## Extract to read
----

The document also introduces stricter compliance and disclosure requirements for FDI proposals. Applicants will now be required to provide detailed beneficial ownership disclosures, upstream shareholding structures, control rights, board appointment rights, voting arrangements and information related to significant beneficial owners (SBOs).
For investments involving entities or individuals from countries sharing land borders with India, the SOP mandates disclosure of all upstream shareholders, investment managers, general partners, investment committee members and key managerial personnel connected to such jurisdictions.
Security clearance from the Ministry of Home Affairs (MHA) will continue to be mandatory for sectors including defence, telecom, broadcasting, civil aviation, private security agencies, space and mining of titanium-bearing minerals and ores. Applications covered under Press Note 2 of 2026 will also require security review.
The SOP formalises a completely paperless FDI approval process through the Foreign Investment Facilitation (FIF)/National Single Window System (NSWS) portal. It also prescribes a standard cumulative timeline of 12 weeks for most FDI approvals, excluding time taken by applicants to respond to queries or furnish additional documents.
Under the new process, DPIIT will circulate applications to the concerned administrative ministry, the Reserve Bank of India (RBI), Ministry of External Affairs (MEA) and other regulators for comments through the online portal itself.
The government said the revised framework is intended to simplify and expedite disposal of FDI proposals while strengthening scrutiny mechanisms for sensitive investments and strategically important sectors.

----

## Material provided

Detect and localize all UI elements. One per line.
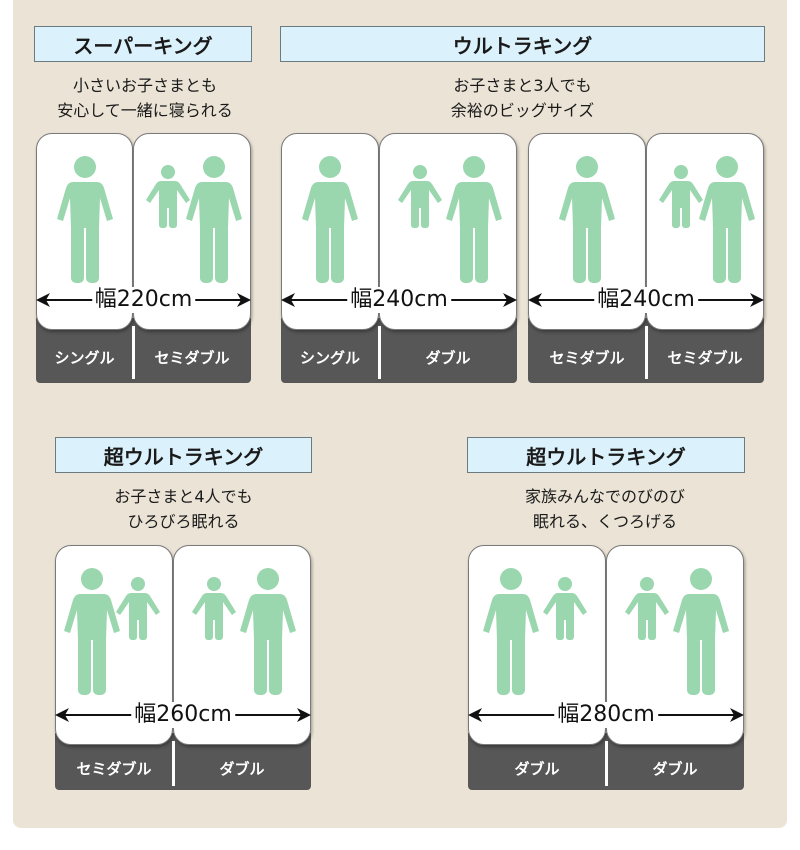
bed-type-label: シングル bbox=[299, 348, 360, 367]
adult-figure-icon bbox=[444, 156, 504, 287]
child-figure-icon bbox=[115, 577, 161, 644]
bed-type-label: セミダブル bbox=[549, 348, 625, 367]
width-label: 幅260cm bbox=[131, 702, 235, 728]
child-figure-icon bbox=[191, 577, 237, 644]
base-divider bbox=[645, 326, 648, 379]
width-label: 幅240cm bbox=[347, 287, 451, 313]
bed-type-label: ダブル bbox=[425, 348, 471, 367]
bed-type-label: ダブル bbox=[219, 759, 265, 778]
group-caption: お子さまと4人でも ひろびろ眠れる bbox=[55, 484, 312, 534]
caption-line: お子さまと4人でも bbox=[114, 487, 253, 506]
child-figure-icon bbox=[624, 577, 670, 644]
bed-type-label: ダブル bbox=[514, 759, 560, 778]
caption-line: 余裕のビッグサイズ bbox=[450, 101, 595, 120]
adult-figure-icon bbox=[55, 156, 115, 287]
group-caption: お子さまと3人でも 余裕のビッグサイズ bbox=[280, 73, 765, 123]
adult-figure-icon bbox=[238, 568, 298, 699]
bed-type-label: セミダブル bbox=[76, 759, 152, 778]
caption-line: ひろびろ眠れる bbox=[127, 512, 240, 531]
group-title: スーパーキング bbox=[34, 26, 252, 62]
caption-line: 家族みんなでのびのび bbox=[524, 487, 685, 506]
adult-figure-icon bbox=[671, 568, 731, 699]
bed-type-label: ダブル bbox=[652, 759, 698, 778]
bed-type-label: セミダブル bbox=[154, 348, 230, 367]
width-label: 幅220cm bbox=[91, 287, 196, 313]
group-caption: 家族みんなでのびのび 眠れる、くつろげる bbox=[440, 484, 770, 534]
adult-figure-icon bbox=[481, 568, 541, 699]
group-title: 超ウルトラキング bbox=[55, 437, 312, 473]
adult-figure-icon bbox=[557, 156, 617, 287]
base-divider bbox=[132, 326, 135, 379]
child-figure-icon bbox=[145, 165, 191, 232]
adult-figure-icon bbox=[184, 156, 244, 287]
bed-type-label: シングル bbox=[54, 348, 115, 367]
base-divider bbox=[605, 741, 608, 786]
caption-line: お子さまと3人でも bbox=[453, 76, 592, 95]
child-figure-icon bbox=[397, 165, 443, 232]
group-caption: 小さいお子さまとも 安心して一緒に寝られる bbox=[20, 73, 270, 123]
adult-figure-icon bbox=[300, 156, 360, 287]
caption-line: 小さいお子さまとも bbox=[72, 76, 217, 95]
base-divider bbox=[172, 741, 175, 786]
child-figure-icon bbox=[542, 577, 588, 644]
width-label: 幅240cm bbox=[594, 287, 698, 313]
bed-type-label: セミダブル bbox=[667, 348, 743, 367]
base-divider bbox=[378, 326, 381, 379]
group-title: ウルトラキング bbox=[280, 26, 765, 62]
adult-figure-icon bbox=[62, 568, 122, 699]
child-figure-icon bbox=[658, 165, 704, 232]
caption-line: 眠れる、くつろげる bbox=[532, 512, 677, 531]
caption-line: 安心して一緒に寝られる bbox=[57, 101, 233, 120]
group-title: 超ウルトラキング bbox=[467, 437, 745, 473]
width-label: 幅280cm bbox=[554, 702, 658, 728]
adult-figure-icon bbox=[697, 156, 757, 287]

----

## Task requirements
• A. In one to three sentences, explain the government's stated purpose for the revised framework described in the FDI approval text.
• B. According to the FDI approval text, what standard cumulative timeline does the SOP set for most FDI approvals?
• C. Translate this sentence from the FDI approval text into Spanish: "Applications covered under Press Note 2 of 2026 will also require security review."
The records are separate material and are not connected to the FDI approval text.

## Results
• A. The government said the revised framework is meant to simplify and expedite the disposal of FDI proposals. It is also meant to strengthen scrutiny of sensitive investments and strategically important sectors.

• B. Most FDI approvals have a standard cumulative timeline of 12 weeks. This excludes the time applicants take to respond to queries or furnish additional documents.

• C. Las solicitudes comprendidas en la Nota de Prensa 2 de 2026 también requerirán una revisión de seguridad.